▶ **Aim**: Extract the complete listing and output it unchanged.
********************
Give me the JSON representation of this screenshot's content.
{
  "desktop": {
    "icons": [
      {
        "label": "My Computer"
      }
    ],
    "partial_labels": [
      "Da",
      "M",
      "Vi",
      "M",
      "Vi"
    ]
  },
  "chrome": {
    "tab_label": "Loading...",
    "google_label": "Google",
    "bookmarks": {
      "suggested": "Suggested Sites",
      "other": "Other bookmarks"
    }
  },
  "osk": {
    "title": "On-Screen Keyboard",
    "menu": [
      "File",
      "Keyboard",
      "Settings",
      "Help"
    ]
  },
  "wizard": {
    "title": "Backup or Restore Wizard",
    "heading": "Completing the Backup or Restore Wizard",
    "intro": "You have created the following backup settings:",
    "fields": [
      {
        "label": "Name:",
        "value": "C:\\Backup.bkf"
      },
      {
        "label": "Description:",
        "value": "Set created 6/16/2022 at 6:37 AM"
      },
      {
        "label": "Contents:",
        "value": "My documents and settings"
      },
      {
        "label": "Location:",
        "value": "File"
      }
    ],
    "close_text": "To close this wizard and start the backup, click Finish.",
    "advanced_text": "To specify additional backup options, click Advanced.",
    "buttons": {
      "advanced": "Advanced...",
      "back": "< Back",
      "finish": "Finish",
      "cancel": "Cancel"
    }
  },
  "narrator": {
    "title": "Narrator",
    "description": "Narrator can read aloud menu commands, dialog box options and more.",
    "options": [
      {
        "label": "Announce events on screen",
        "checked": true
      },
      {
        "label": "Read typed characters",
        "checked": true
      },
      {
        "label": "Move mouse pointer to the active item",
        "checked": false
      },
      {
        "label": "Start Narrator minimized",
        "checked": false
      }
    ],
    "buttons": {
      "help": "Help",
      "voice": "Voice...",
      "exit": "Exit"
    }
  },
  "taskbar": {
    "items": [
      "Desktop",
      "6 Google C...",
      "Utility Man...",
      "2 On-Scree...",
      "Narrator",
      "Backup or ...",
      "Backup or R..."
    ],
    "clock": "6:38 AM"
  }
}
********************
▶ **Reply**:
Give me the JSON representation of this screenshot's content.
{
  "desktop": {
    "icons": [
      {
        "label": "My Computer"
      }
    ],
    "partial_labels": [
      "Da",
      "M",
      "Vi",
      "M",
      "Vi"
    ]
  },
  "chrome": {
    "tab_label": "Loading...",
    "google_label": "Google",
    "bookmarks": {
      "suggested": "Suggested Sites",
      "other": "Other bookmarks"
    }
  },
  "osk": {
    "title": "On-Screen Keyboard",
    "menu": [
      "File",
      "Keyboard",
      "Settings",
      "Help"
    ]
  },
  "wizard": {
    "title": "Backup or Restore Wizard",
    "heading": "Completing the Backup or Restore Wizard",
    "intro": "You have created the following backup settings:",
    "fields": [
      {
        "label": "Name:",
        "value": "C:\\Backup.bkf"
      },
      {
        "label": "Description:",
        "value": "Set created 6/16/2022 at 6:37 AM"
      },
      {
        "label": "Contents:",
        "value": "My documents and settings"
      },
      {
        "label": "Location:",
        "value": "File"
      }
    ],
    "close_text": "To close this wizard and start the backup, click Finish.",
    "advanced_text": "To specify additional backup options, click Advanced.",
    "buttons": {
      "advanced": "Advanced...",
      "back": "< Back",
      "finish": "Finish",
      "cancel": "Cancel"
    }
  },
  "narrator": {
    "title": "Narrator",
    "description": "Narrator can read aloud menu commands, dialog box options and more.",
    "options": [
      {
        "label": "Announce events on screen",
        "checked": true
      },
      {
        "label": "Read typed characters",
        "checked": true
      },
      {
        "label": "Move mouse pointer to the active item",
        "checked": false
      },
      {
        "label": "Start Narrator minimized",
        "checked": false
      }
    ],
    "buttons": {
      "help": "Help",
      "voice": "Voice...",
      "exit": "Exit"
    }
  },
  "taskbar": {
    "items": [
      "Desktop",
      "6 Google C...",
      "Utility Man...",
      "2 On-Scree...",
      "Narrator",
      "Backup or ...",
      "Backup or R..."
    ],
    "clock": "6:38 AM"
  }
}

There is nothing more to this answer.